_TASK STATEMENT_. Select lines where the word "вода" appears.

---------- SUPPLIED RECORDS

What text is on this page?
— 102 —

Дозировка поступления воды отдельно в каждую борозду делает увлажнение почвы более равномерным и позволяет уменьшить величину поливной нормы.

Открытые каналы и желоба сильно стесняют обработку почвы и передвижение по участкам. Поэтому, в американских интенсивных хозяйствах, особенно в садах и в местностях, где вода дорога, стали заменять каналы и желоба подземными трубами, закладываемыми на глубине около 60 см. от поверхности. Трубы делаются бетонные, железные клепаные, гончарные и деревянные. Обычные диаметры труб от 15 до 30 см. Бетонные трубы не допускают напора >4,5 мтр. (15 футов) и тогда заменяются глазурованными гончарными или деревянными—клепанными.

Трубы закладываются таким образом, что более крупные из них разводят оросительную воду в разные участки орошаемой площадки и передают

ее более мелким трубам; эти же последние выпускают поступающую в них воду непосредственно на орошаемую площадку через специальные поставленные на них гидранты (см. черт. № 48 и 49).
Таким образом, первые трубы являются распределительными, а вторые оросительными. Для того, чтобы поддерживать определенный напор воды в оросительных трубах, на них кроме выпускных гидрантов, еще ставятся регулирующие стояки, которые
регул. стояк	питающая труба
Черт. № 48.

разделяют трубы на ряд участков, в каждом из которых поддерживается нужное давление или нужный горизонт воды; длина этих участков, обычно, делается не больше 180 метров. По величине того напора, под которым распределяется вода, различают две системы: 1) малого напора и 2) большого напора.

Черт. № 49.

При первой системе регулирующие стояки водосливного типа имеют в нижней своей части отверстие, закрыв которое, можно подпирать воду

--------------------
---------- SUPPLIED RECORDS

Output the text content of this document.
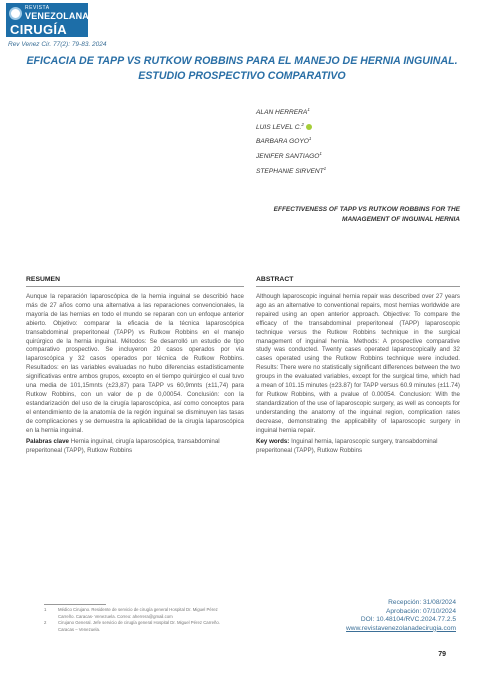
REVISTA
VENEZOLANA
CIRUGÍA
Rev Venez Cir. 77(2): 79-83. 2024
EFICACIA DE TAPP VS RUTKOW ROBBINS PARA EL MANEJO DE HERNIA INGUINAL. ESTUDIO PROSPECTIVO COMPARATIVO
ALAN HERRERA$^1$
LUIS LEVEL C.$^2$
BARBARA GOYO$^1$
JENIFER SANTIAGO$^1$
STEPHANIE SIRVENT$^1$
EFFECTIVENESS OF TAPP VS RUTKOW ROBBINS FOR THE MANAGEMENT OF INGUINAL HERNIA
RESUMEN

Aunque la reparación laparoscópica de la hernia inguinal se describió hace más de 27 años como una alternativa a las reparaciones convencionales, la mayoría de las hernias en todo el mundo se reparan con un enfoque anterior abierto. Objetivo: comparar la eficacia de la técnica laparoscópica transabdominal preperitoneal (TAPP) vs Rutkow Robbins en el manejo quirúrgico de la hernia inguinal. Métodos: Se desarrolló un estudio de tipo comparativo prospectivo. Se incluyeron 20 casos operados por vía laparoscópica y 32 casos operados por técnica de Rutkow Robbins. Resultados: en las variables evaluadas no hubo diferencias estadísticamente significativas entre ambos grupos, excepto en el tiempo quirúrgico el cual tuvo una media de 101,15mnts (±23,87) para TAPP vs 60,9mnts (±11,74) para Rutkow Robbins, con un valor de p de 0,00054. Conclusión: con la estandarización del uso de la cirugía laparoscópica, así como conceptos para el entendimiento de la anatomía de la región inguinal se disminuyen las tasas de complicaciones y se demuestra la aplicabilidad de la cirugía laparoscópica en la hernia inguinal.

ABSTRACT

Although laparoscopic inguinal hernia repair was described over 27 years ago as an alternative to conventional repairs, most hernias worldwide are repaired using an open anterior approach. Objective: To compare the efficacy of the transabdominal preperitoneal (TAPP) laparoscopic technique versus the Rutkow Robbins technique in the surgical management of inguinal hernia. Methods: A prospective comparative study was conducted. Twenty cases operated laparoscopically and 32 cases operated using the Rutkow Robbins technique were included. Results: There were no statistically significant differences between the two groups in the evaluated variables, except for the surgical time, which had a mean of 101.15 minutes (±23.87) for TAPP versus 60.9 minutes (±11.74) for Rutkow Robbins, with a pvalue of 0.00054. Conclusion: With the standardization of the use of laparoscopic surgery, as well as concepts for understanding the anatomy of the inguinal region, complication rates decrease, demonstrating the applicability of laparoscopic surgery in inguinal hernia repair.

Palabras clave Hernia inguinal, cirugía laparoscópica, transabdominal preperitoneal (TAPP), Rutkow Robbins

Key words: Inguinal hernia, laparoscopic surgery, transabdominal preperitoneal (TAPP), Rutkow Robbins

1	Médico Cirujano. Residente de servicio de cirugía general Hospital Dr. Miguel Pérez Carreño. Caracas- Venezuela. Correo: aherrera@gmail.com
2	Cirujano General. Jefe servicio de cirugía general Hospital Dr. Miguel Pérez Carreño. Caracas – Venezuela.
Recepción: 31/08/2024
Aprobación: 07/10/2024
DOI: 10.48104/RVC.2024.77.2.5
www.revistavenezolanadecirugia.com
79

--------------------

_SOLUTION TO THIS TASK_.
Открытые каналы и желоба сильно стесняют обработку почвы и передвижение по участкам. Поэтому, в американских интенсивных хозяйствах, особенно в садах и в местностях, где вода дорога, стали заменять каналы и желоба подземными трубами, закладываемыми на глубине около 60 см. от поверхности. Трубы делаются бетонные, железные клепаные, гончарные и деревянные. Обычные диаметры труб от 15 до 30 см. Бетонные трубы не допускают напора >4,5 мтр. (15 футов) и тогда заменяются глазурованными гончарными или деревянными—клепанными.
разделяют трубы на ряд участков, в каждом из которых поддерживается нужное давление или нужный горизонт воды; длина этих участков, обычно, делается не больше 180 метров. По величине того напора, под которым распределяется вода, различают две системы: 1) малого напора и 2) большого напора.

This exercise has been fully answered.